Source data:
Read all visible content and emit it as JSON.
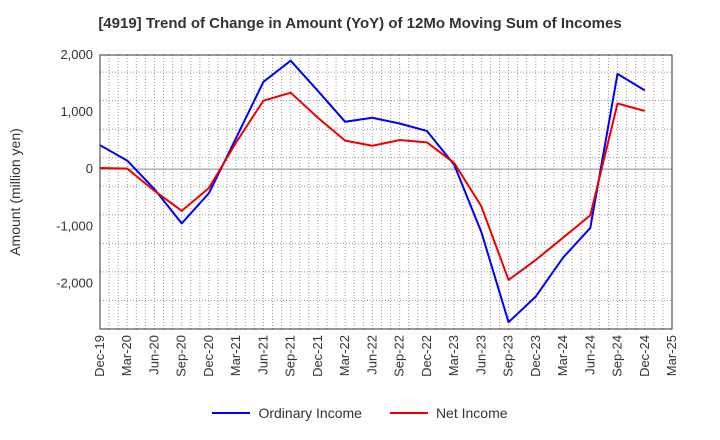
{
  "chart_data": {
    "type": "line",
    "title": "[4919]  Trend of Change in Amount (YoY) of 12Mo Moving Sum of Incomes",
    "xlabel": "",
    "ylabel": "Amount (million yen)",
    "ylim": [
      -2800,
      2000
    ],
    "yticks": [
      2000,
      1000,
      0,
      -1000,
      -2000
    ],
    "ytick_labels": [
      "2,000",
      "1,000",
      "0",
      "-1,000",
      "-2,000"
    ],
    "categories": [
      "Dec-19",
      "Mar-20",
      "Jun-20",
      "Sep-20",
      "Dec-20",
      "Mar-21",
      "Jun-21",
      "Sep-21",
      "Dec-21",
      "Mar-22",
      "Jun-22",
      "Sep-22",
      "Dec-22",
      "Mar-23",
      "Jun-23",
      "Sep-23",
      "Dec-23",
      "Mar-24",
      "Jun-24",
      "Sep-24",
      "Dec-24",
      "Mar-25"
    ],
    "grid": true,
    "legend_position": "bottom",
    "series": [
      {
        "name": "Ordinary Income",
        "color": "#0000ff",
        "values": [
          420,
          150,
          -350,
          -950,
          -420,
          550,
          1530,
          1900,
          1370,
          830,
          900,
          800,
          670,
          80,
          -1100,
          -2680,
          -2230,
          -1550,
          -1030,
          1670,
          1380,
          null
        ]
      },
      {
        "name": "Net Income",
        "color": "#ee0000",
        "values": [
          20,
          10,
          -380,
          -730,
          -330,
          470,
          1200,
          1340,
          900,
          500,
          410,
          510,
          470,
          110,
          -650,
          -1940,
          -1590,
          -1200,
          -810,
          1150,
          1020,
          null
        ]
      }
    ]
  }
}
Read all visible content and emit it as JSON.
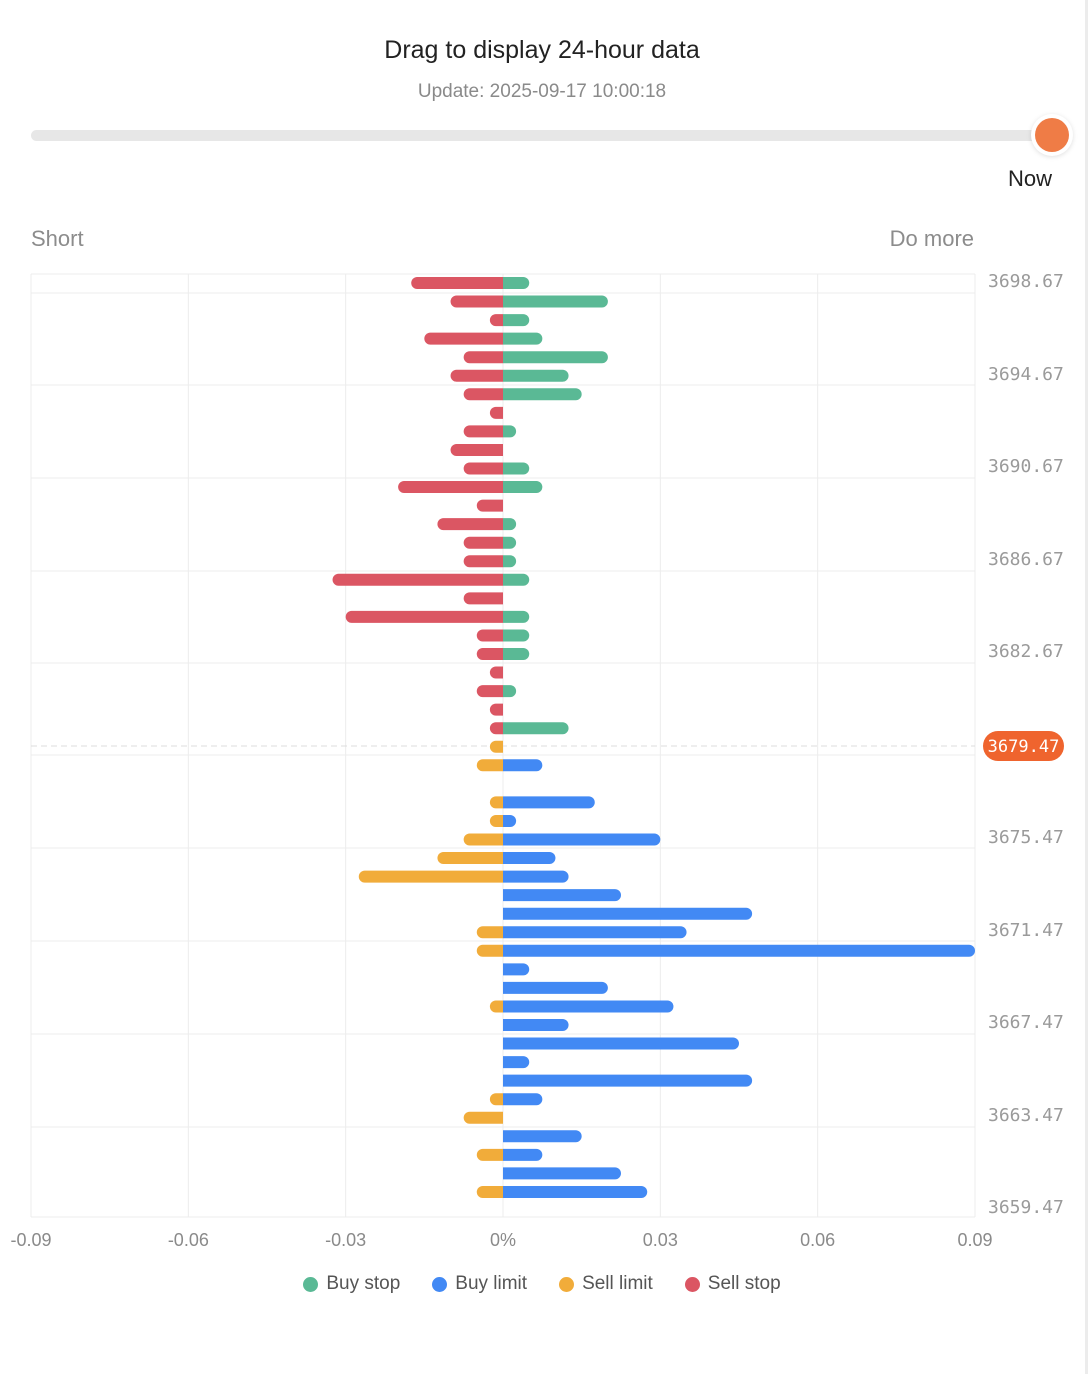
{
  "header": {
    "title": "Drag to display 24-hour data",
    "update": "Update: 2025-09-17 10:00:18"
  },
  "slider": {
    "label": "Now",
    "value": 1.0,
    "color": "#ef7c46"
  },
  "side_labels": {
    "left": "Short",
    "right": "Do more"
  },
  "legend": [
    {
      "name": "Buy stop",
      "color": "#5ab995"
    },
    {
      "name": "Buy limit",
      "color": "#4289f4"
    },
    {
      "name": "Sell limit",
      "color": "#f1ac3a"
    },
    {
      "name": "Sell stop",
      "color": "#db5663"
    }
  ],
  "chart_data": {
    "type": "bar",
    "orientation": "horizontal-diverging",
    "x_ticks": [
      "-0.09",
      "-0.06",
      "-0.03",
      "0%",
      "0.03",
      "0.06",
      "0.09"
    ],
    "xlim": [
      -0.09,
      0.09
    ],
    "ylim": [
      3659.47,
      3698.67
    ],
    "y_ticks": [
      "3698.67",
      "3694.67",
      "3690.67",
      "3686.67",
      "3682.67",
      "3675.47",
      "3671.47",
      "3667.47",
      "3663.47",
      "3659.47"
    ],
    "current_price": "3679.47",
    "current_price_color": "#ef642e",
    "grid": true,
    "legend_position": "bottom",
    "rows": [
      {
        "price": 3698.67,
        "left": -0.0175,
        "right": 0.005,
        "side": "upper"
      },
      {
        "price": 3697.87,
        "left": -0.01,
        "right": 0.02,
        "side": "upper"
      },
      {
        "price": 3697.07,
        "left": -0.0025,
        "right": 0.005,
        "side": "upper"
      },
      {
        "price": 3696.27,
        "left": -0.015,
        "right": 0.0075,
        "side": "upper"
      },
      {
        "price": 3695.47,
        "left": -0.0075,
        "right": 0.02,
        "side": "upper"
      },
      {
        "price": 3694.67,
        "left": -0.01,
        "right": 0.0125,
        "side": "upper"
      },
      {
        "price": 3693.87,
        "left": -0.0075,
        "right": 0.015,
        "side": "upper"
      },
      {
        "price": 3693.07,
        "left": -0.0025,
        "right": 0,
        "side": "upper"
      },
      {
        "price": 3692.27,
        "left": -0.0075,
        "right": 0.0025,
        "side": "upper"
      },
      {
        "price": 3691.47,
        "left": -0.01,
        "right": 0,
        "side": "upper"
      },
      {
        "price": 3690.67,
        "left": -0.0075,
        "right": 0.005,
        "side": "upper"
      },
      {
        "price": 3689.87,
        "left": -0.02,
        "right": 0.0075,
        "side": "upper"
      },
      {
        "price": 3689.07,
        "left": -0.005,
        "right": 0,
        "side": "upper"
      },
      {
        "price": 3688.27,
        "left": -0.0125,
        "right": 0.0025,
        "side": "upper"
      },
      {
        "price": 3687.47,
        "left": -0.0075,
        "right": 0.0025,
        "side": "upper"
      },
      {
        "price": 3686.67,
        "left": -0.0075,
        "right": 0.0025,
        "side": "upper"
      },
      {
        "price": 3685.87,
        "left": -0.0325,
        "right": 0.005,
        "side": "upper"
      },
      {
        "price": 3685.07,
        "left": -0.0075,
        "right": 0,
        "side": "upper"
      },
      {
        "price": 3684.27,
        "left": -0.03,
        "right": 0.005,
        "side": "upper"
      },
      {
        "price": 3683.47,
        "left": -0.005,
        "right": 0.005,
        "side": "upper"
      },
      {
        "price": 3682.67,
        "left": -0.005,
        "right": 0.005,
        "side": "upper"
      },
      {
        "price": 3681.87,
        "left": -0.0025,
        "right": 0,
        "side": "upper"
      },
      {
        "price": 3681.07,
        "left": -0.005,
        "right": 0.0025,
        "side": "upper"
      },
      {
        "price": 3680.27,
        "left": -0.0025,
        "right": 0,
        "side": "upper"
      },
      {
        "price": 3679.47,
        "left": -0.0025,
        "right": 0.0125,
        "side": "upper"
      },
      {
        "price": 3678.67,
        "left": -0.0025,
        "right": 0,
        "side": "lower"
      },
      {
        "price": 3677.87,
        "left": -0.005,
        "right": 0.0075,
        "side": "lower"
      },
      {
        "price": 3677.07,
        "left": 0,
        "right": 0,
        "side": "lower"
      },
      {
        "price": 3676.27,
        "left": -0.0025,
        "right": 0.0175,
        "side": "lower"
      },
      {
        "price": 3675.47,
        "left": -0.0025,
        "right": 0.0025,
        "side": "lower"
      },
      {
        "price": 3674.67,
        "left": -0.0075,
        "right": 0.03,
        "side": "lower"
      },
      {
        "price": 3673.87,
        "left": -0.0125,
        "right": 0.01,
        "side": "lower"
      },
      {
        "price": 3673.07,
        "left": -0.0275,
        "right": 0.0125,
        "side": "lower"
      },
      {
        "price": 3672.27,
        "left": 0,
        "right": 0.0225,
        "side": "lower"
      },
      {
        "price": 3671.47,
        "left": 0,
        "right": 0.0475,
        "side": "lower"
      },
      {
        "price": 3670.67,
        "left": -0.005,
        "right": 0.035,
        "side": "lower"
      },
      {
        "price": 3669.87,
        "left": -0.005,
        "right": 0.09,
        "side": "lower"
      },
      {
        "price": 3669.07,
        "left": 0,
        "right": 0.005,
        "side": "lower"
      },
      {
        "price": 3668.27,
        "left": 0,
        "right": 0.02,
        "side": "lower"
      },
      {
        "price": 3667.47,
        "left": -0.0025,
        "right": 0.0325,
        "side": "lower"
      },
      {
        "price": 3666.67,
        "left": 0,
        "right": 0.0125,
        "side": "lower"
      },
      {
        "price": 3665.87,
        "left": 0,
        "right": 0.045,
        "side": "lower"
      },
      {
        "price": 3665.07,
        "left": 0,
        "right": 0.005,
        "side": "lower"
      },
      {
        "price": 3664.27,
        "left": 0,
        "right": 0.0475,
        "side": "lower"
      },
      {
        "price": 3663.47,
        "left": -0.0025,
        "right": 0.0075,
        "side": "lower"
      },
      {
        "price": 3662.67,
        "left": -0.0075,
        "right": 0,
        "side": "lower"
      },
      {
        "price": 3661.87,
        "left": 0,
        "right": 0.015,
        "side": "lower"
      },
      {
        "price": 3661.07,
        "left": -0.005,
        "right": 0.0075,
        "side": "lower"
      },
      {
        "price": 3660.27,
        "left": 0,
        "right": 0.0225,
        "side": "lower"
      },
      {
        "price": 3659.47,
        "left": -0.005,
        "right": 0.0275,
        "side": "lower"
      }
    ]
  }
}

• Stated goal: Read the entries and pick out all lines that include the word "title".

• Answer in full:
    "title": "[4919]  Trend of Change in Amount (YoY) of 12Mo Moving Sum of Incomes",
    "title": "Drag to display 24-hour data",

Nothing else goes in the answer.